■ **Obiettivo dell'esercizio**
Estrai dall'articolo sul debito italiano e i mercati finanziari il passo che comincia con "Per ogni barile" e si chiude con "del nostro Paese.", riportandolo parola per parola.

■ **Articolo**
────────────────────────────────────────

Il modello neoliberista sta fallendo, affondato dalla demografia ,dal concetto di Pil e dall’abuso delle leve finanziarie

Per ogni barile di petrolio reale se ne trattano 19 virtuali che non esistono ma che ne influenzano il prezzo.

di Diego Gargia *

La politica interna italiana non è mai stata così determinante per l’andamento dei mercati finanziari. Non solo i BTP e l’S&P MIB ma anche le obbligazioni governative EMU, borse e persino mercato dei cambi seguono minuto per minuto le dichiarazioni dei politici italiani e la sorte del governo e della legislatura del nostro Paese.
I mercati finanziari hanno dimostrato negli ultimi mesi di valutare positivamente l’annuncio di un cambio di guida politica.

Poiché l’Italia ha essenzialmente un problema di debito più che di deficit, il mercato potrebbe lecitamente attendersi da un nuovo governo soluzioni per riportare il rapporto incriminato Debito/PIL verso il 100% in tempi più brevi di quanto consentito dalla sola azione sui saldi correnti. Dunque, le alternative sono operazioni in conto capitale(privatizzazioni), o un’imposta patrimoniale (che se ben fatta si potrebbe
auto-finanziare) o meglio , un prelievo temporaneo tipo TARP USA ( Troubled Asset Relief Program è un programma del governo degli statuniti per comprare titoli e azioni dalla istituzioni finanziare per sostenre e rinfonzare il settore (attuato nel 2008 a seguito della crisi subprime) finalizzato a sostenere il mercato primario del BTP (se non decolla il sostegno del fondo speciale detto’EFSF).

Una diga di questo genere alla dismissione di titoli italiani da parte degli stranieri (possessori di quasi metà dei BTP in circolazione) potrebbe essere eretta sino a passare l’emergenza: a tre anni dalla crisi, la TARP ha prodotto un piccolo utile per il contribuente USA….

────────────────────────────────────────

■ **Materiale**
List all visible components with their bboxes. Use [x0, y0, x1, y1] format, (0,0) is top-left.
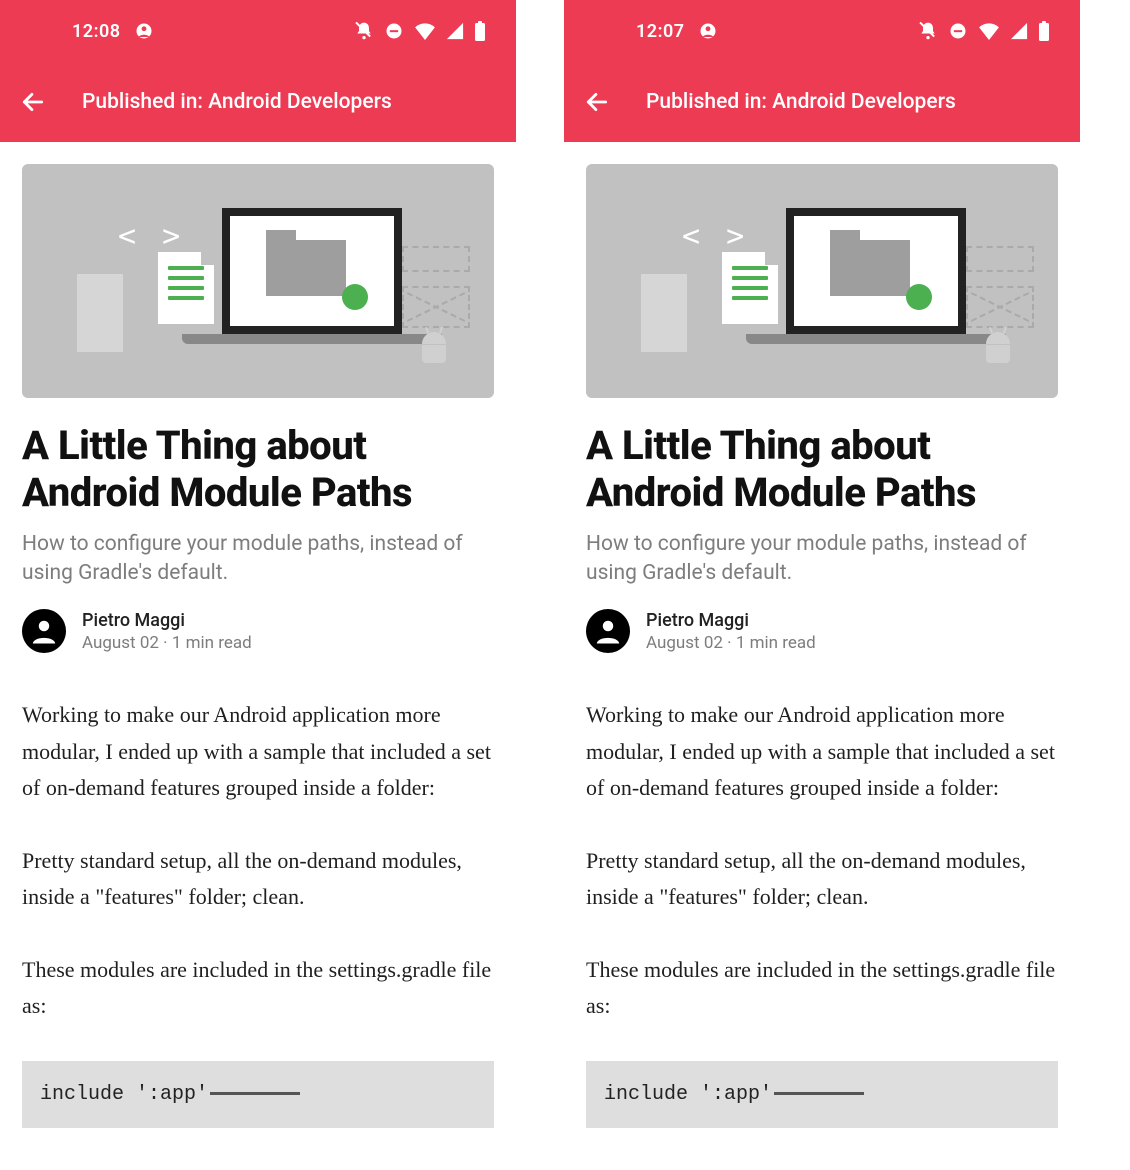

────────────────────────────────────────

■ **Soluzione completa**
Per ogni barile di petrolio reale se ne trattano 19 virtuali che non esistono ma che ne influenzano il prezzo.

di Diego Gargia *

La politica interna italiana non è mai stata così determinante per l’andamento dei mercati finanziari. Non solo i BTP e l’S&P MIB ma anche le obbligazioni governative EMU, borse e persino mercato dei cambi seguono minuto per minuto le dichiarazioni dei politici italiani e la sorte del governo e della legislatura del nostro Paese.